Autism Spectrum Disorders or “Autism”
Autism spectrum disorder (ASD) is a complex developmental disability; signs typically appear during early childhood and affect a person’s ability to communicate, and interact with others. ASD is defined by a certain set of behaviors and is a “spectrum condition” that affects individuals differently and to varying degrees. There is no known single cause of autism, but increased awareness and early diagnosis/intervention and access to appropriate services/supports lead to significantly improved outcomes. Some of the behaviors associated with autism include delayed learning of language; difficulty making eye contact or holding a conversation; difficulty with executive functioning, which relates to reasoning and planning; narrow, intense interests; poor motor skills’ and sensory sensitivities. Again, a person on the spectrum might follow many of these behaviors or just a few, or many others besides. The diagnosis of autism spectrum disorder is applied based on analysis of all behaviors and their severity.
Autism is treatable. Children do not “outgrow” autism, but studies show that early diagnosis and intervention lead to significantly improved outcomes. For more information on developmental milestones, visit the CDC’s “Know the Signs. Act Early” site.

================================

__Exercise requirements__:
According to the passage on autism, what is the diagnosis of autism spectrum disorder based on?

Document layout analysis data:
================================

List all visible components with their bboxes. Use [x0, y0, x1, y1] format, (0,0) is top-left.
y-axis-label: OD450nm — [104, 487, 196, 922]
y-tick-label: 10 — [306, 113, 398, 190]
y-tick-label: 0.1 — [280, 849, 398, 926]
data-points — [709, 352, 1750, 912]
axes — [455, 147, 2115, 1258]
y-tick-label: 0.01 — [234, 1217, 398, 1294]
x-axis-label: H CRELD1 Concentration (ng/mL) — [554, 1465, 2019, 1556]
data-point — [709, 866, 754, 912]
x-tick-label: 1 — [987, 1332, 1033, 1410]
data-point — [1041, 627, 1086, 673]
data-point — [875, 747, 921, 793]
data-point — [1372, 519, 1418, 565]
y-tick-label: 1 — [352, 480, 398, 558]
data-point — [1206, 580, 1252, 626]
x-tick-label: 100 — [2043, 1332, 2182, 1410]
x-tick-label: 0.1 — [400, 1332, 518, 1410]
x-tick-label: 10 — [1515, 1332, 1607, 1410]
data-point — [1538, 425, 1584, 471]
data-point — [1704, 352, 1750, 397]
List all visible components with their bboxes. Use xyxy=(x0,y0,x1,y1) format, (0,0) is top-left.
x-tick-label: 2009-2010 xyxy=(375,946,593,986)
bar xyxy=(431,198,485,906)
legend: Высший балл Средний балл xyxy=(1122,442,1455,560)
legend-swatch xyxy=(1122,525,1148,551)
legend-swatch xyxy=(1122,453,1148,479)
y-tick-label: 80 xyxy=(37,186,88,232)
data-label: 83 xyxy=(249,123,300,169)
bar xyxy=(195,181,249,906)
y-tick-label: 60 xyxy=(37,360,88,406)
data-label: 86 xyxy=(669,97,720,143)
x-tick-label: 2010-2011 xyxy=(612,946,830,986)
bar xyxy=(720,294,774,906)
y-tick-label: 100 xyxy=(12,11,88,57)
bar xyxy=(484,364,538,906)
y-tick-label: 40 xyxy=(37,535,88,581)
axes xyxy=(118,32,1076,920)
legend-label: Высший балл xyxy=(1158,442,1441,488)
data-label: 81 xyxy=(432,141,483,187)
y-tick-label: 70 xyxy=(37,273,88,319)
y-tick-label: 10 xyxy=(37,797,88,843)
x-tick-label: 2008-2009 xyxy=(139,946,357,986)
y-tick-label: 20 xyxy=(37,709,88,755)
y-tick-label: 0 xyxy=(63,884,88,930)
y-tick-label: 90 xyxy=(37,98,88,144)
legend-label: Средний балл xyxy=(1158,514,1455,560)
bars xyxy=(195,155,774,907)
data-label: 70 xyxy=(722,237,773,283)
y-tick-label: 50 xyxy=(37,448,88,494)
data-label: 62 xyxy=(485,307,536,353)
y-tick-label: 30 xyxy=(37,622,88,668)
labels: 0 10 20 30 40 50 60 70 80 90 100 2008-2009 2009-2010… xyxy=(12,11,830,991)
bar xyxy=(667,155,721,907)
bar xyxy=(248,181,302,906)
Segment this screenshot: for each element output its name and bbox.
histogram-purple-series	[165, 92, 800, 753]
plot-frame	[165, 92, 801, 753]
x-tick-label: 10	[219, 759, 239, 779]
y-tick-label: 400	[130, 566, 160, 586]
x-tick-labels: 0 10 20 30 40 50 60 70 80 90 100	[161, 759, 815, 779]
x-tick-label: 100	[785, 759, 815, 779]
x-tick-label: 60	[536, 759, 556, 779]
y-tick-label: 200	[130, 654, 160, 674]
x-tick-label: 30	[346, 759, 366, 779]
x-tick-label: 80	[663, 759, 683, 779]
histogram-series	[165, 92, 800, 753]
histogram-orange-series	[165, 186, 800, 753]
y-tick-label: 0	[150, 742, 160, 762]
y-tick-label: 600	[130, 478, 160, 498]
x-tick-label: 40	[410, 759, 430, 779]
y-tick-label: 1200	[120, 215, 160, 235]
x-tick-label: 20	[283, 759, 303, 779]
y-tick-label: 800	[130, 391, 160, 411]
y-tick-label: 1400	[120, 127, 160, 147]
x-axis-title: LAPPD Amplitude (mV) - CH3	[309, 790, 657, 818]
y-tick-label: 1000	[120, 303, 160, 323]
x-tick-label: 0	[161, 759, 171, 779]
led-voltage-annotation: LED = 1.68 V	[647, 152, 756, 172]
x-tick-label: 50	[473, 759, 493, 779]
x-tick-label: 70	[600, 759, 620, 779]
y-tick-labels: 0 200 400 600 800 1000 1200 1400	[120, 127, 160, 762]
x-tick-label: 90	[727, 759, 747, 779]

================================

__Task answer__:
It is based on analysis of all behaviors and their severity.